YOUR GOAL — Repeat the material verbatim. Images are excluded from the copy.

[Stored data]
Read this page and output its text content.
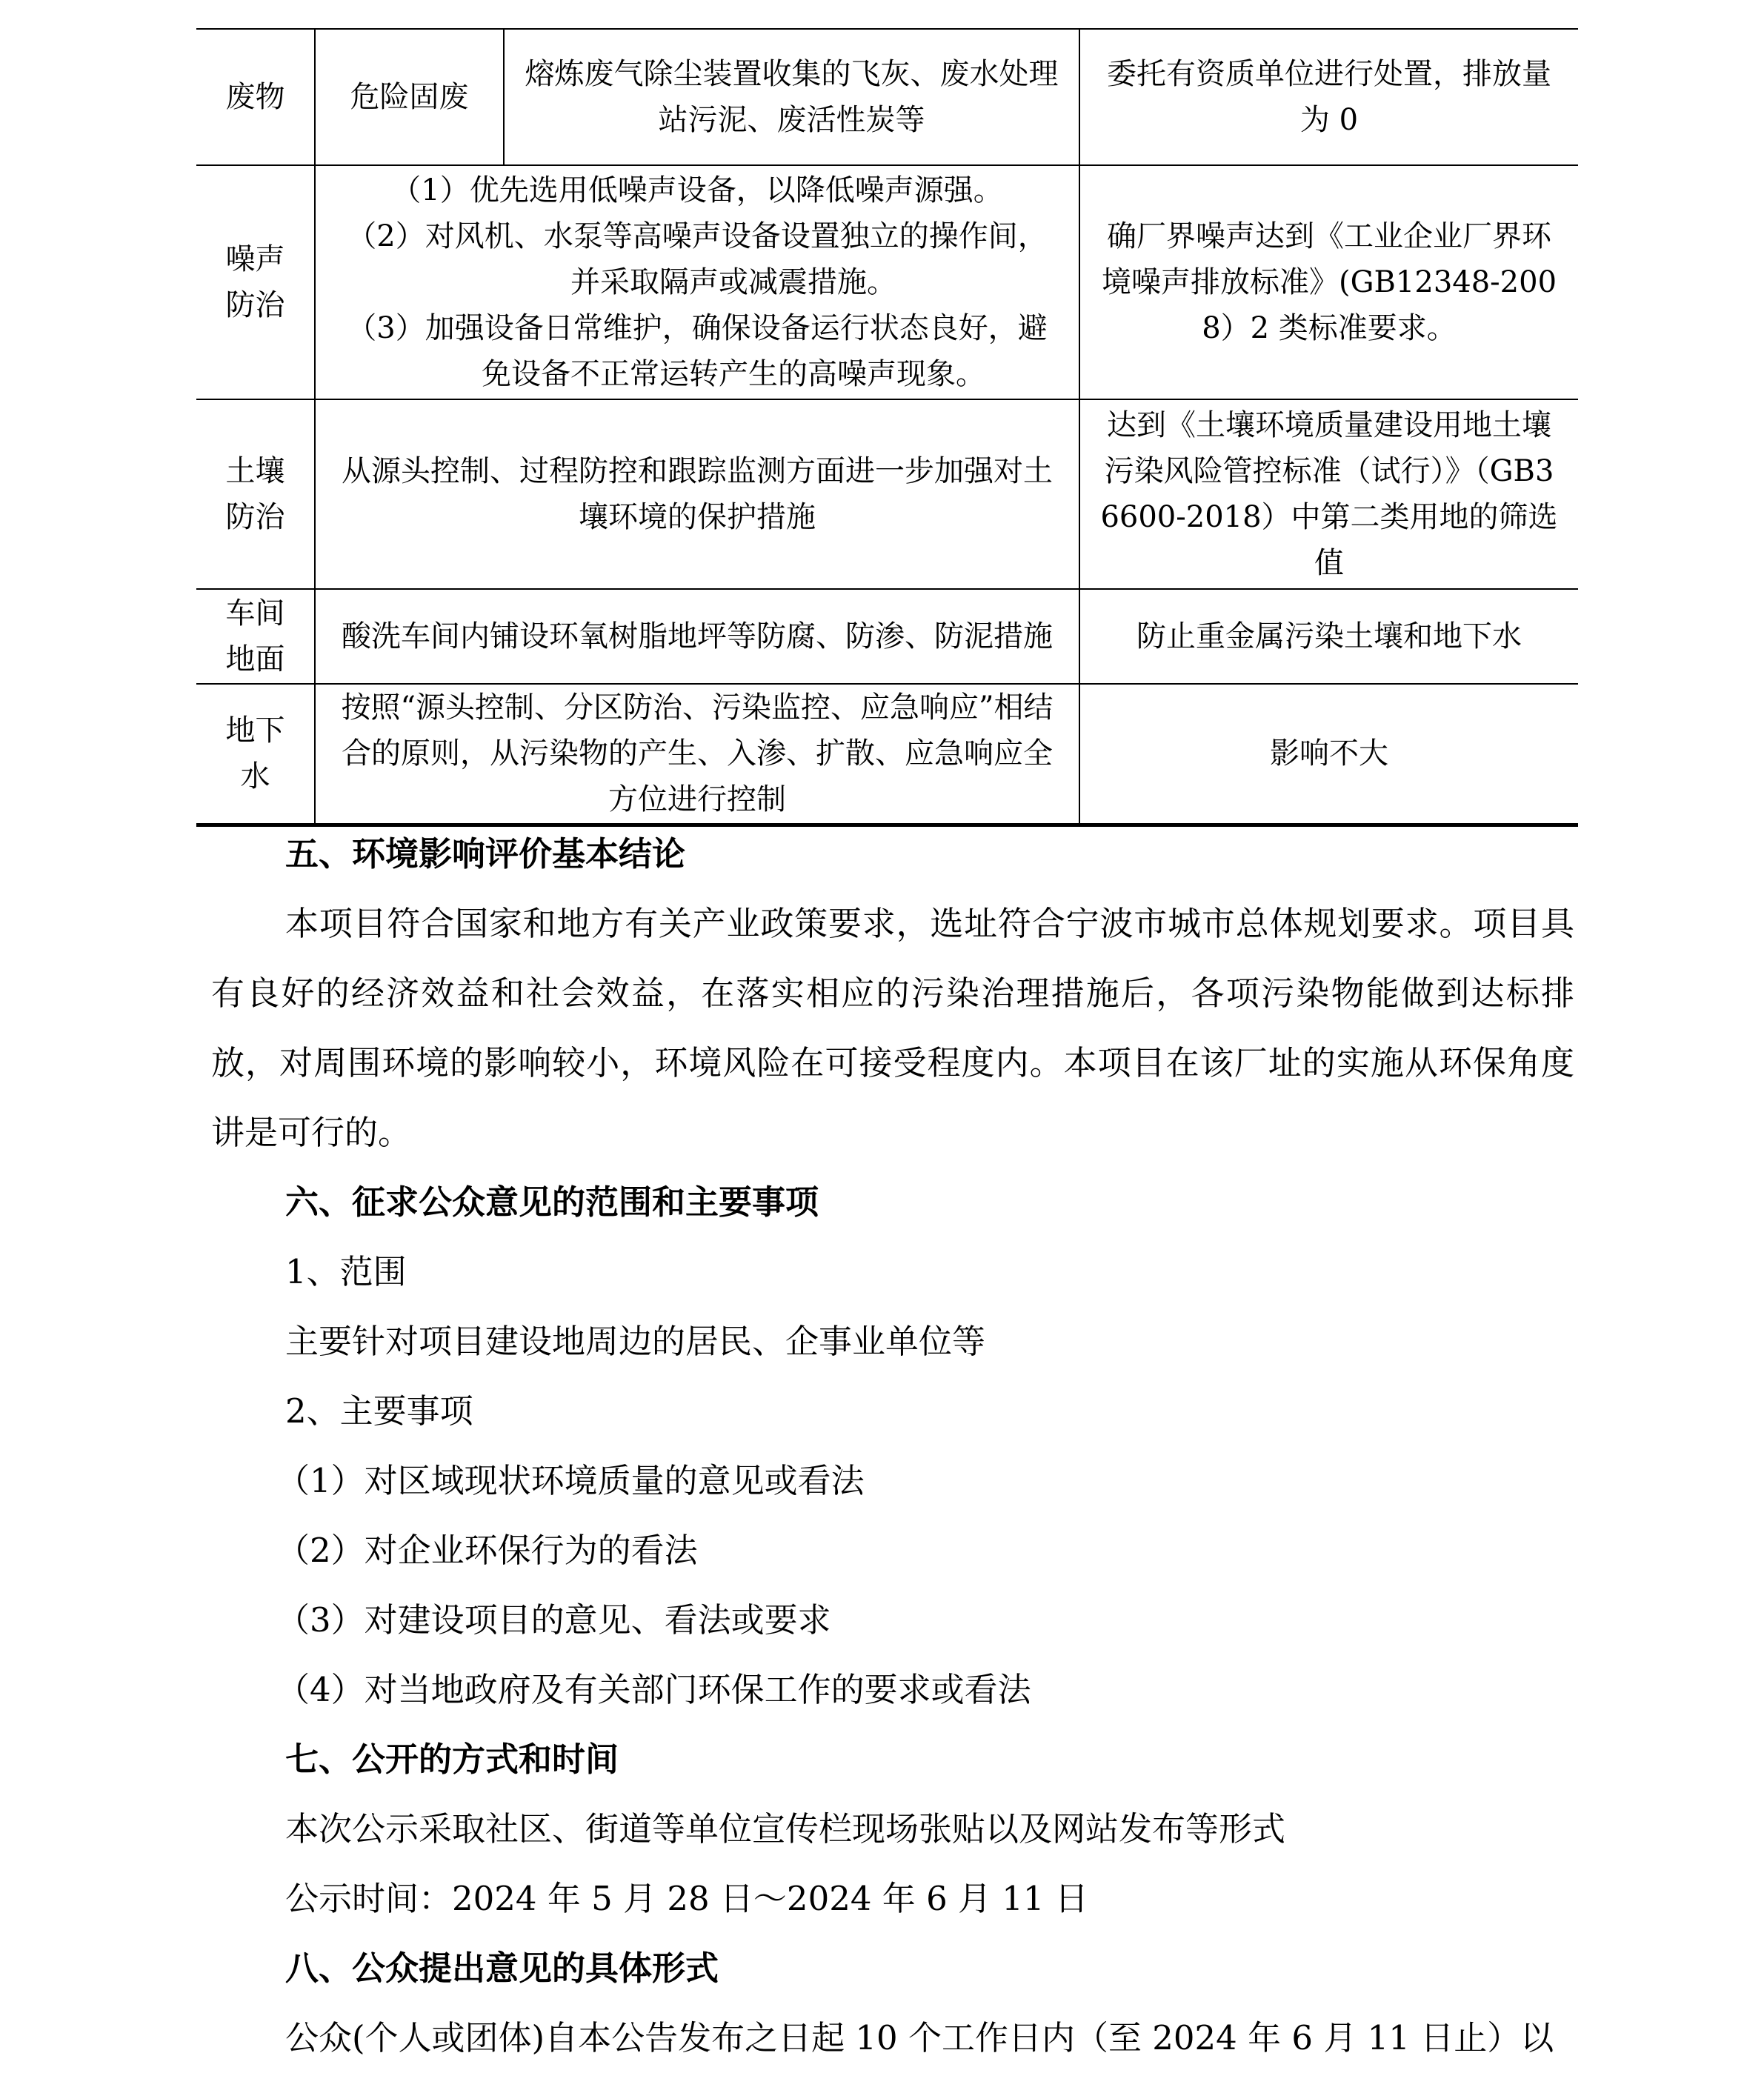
废物	危险固废	熔炼废气除尘装置收集的飞灰、废水处理站污泥、废活性炭等	委托有资质单位进行处置，排放量为 0

噪声
防治	（1）优先选用低噪声设备，以降低噪声源强。
（2）对风机、水泵等高噪声设备设置独立的操作间，
并采取隔声或减震措施。
（3）加强设备日常维护，确保设备运行状态良好，避
免设备不正常运转产生的高噪声现象。		确厂界噪声达到《工业企业厂界环境噪声排放标准》(GB12348-2008）2 类标准要求。

土壤
防治	从源头控制、过程防控和跟踪监测方面进一步加强对土壤环境的保护措施		达到《土壤环境质量建设用地土壤污染风险管控标准（试行）》（GB36600-2018）中第二类用地的筛选值

车间
地面	酸洗车间内铺设环氧树脂地坪等防腐、防渗、防泥措施		防止重金属污染土壤和地下水

地下
水	按照“源头控制、分区防治、污染监控、应急响应”相结合的原则，从污染物的产生、入渗、扩散、应急响应全方位进行控制		影响不大

五、环境影响评价基本结论

本项目符合国家和地方有关产业政策要求，选址符合宁波市城市总体规划要求。项目具有良好的经济效益和社会效益，在落实相应的污染治理措施后，各项污染物能做到达标排放，对周围环境的影响较小，环境风险在可接受程度内。本项目在该厂址的实施从环保角度讲是可行的。

六、征求公众意见的范围和主要事项

1、范围

主要针对项目建设地周边的居民、企事业单位等

2、主要事项

（1）对区域现状环境质量的意见或看法

（2）对企业环保行为的看法

（3）对建设项目的意见、看法或要求

（4）对当地政府及有关部门环保工作的要求或看法

七、公开的方式和时间

本次公示采取社区、街道等单位宣传栏现场张贴以及网站发布等形式

公示时间：2024 年 5 月 28 日～2024 年 6 月 11 日

八、公众提出意见的具体形式

公众(个人或团体)自本公告发布之日起 10 个工作日内（至 2024 年 6 月 11 日止）以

RESULT OF THIS EXERCISE —
Read this page and output its text content.
废物	危险固废	熔炼废气除尘装置收集的飞灰、废水处理站污泥、废活性炭等	委托有资质单位进行处置，排放量为 0

噪声
防治	（1）优先选用低噪声设备，以降低噪声源强。
（2）对风机、水泵等高噪声设备设置独立的操作间，
并采取隔声或减震措施。
（3）加强设备日常维护，确保设备运行状态良好，避
免设备不正常运转产生的高噪声现象。		确厂界噪声达到《工业企业厂界环境噪声排放标准》(GB12348-2008）2 类标准要求。

土壤
防治	从源头控制、过程防控和跟踪监测方面进一步加强对土壤环境的保护措施		达到《土壤环境质量建设用地土壤污染风险管控标准（试行）》（GB36600-2018）中第二类用地的筛选值

车间
地面	酸洗车间内铺设环氧树脂地坪等防腐、防渗、防泥措施		防止重金属污染土壤和地下水

地下
水	按照“源头控制、分区防治、污染监控、应急响应”相结合的原则，从污染物的产生、入渗、扩散、应急响应全方位进行控制		影响不大

五、环境影响评价基本结论

本项目符合国家和地方有关产业政策要求，选址符合宁波市城市总体规划要求。项目具有良好的经济效益和社会效益，在落实相应的污染治理措施后，各项污染物能做到达标排放，对周围环境的影响较小，环境风险在可接受程度内。本项目在该厂址的实施从环保角度讲是可行的。

六、征求公众意见的范围和主要事项

1、范围

主要针对项目建设地周边的居民、企事业单位等

2、主要事项

（1）对区域现状环境质量的意见或看法

（2）对企业环保行为的看法

（3）对建设项目的意见、看法或要求

（4）对当地政府及有关部门环保工作的要求或看法

七、公开的方式和时间

本次公示采取社区、街道等单位宣传栏现场张贴以及网站发布等形式

公示时间：2024 年 5 月 28 日～2024 年 6 月 11 日

八、公众提出意见的具体形式

公众(个人或团体)自本公告发布之日起 10 个工作日内（至 2024 年 6 月 11 日止）以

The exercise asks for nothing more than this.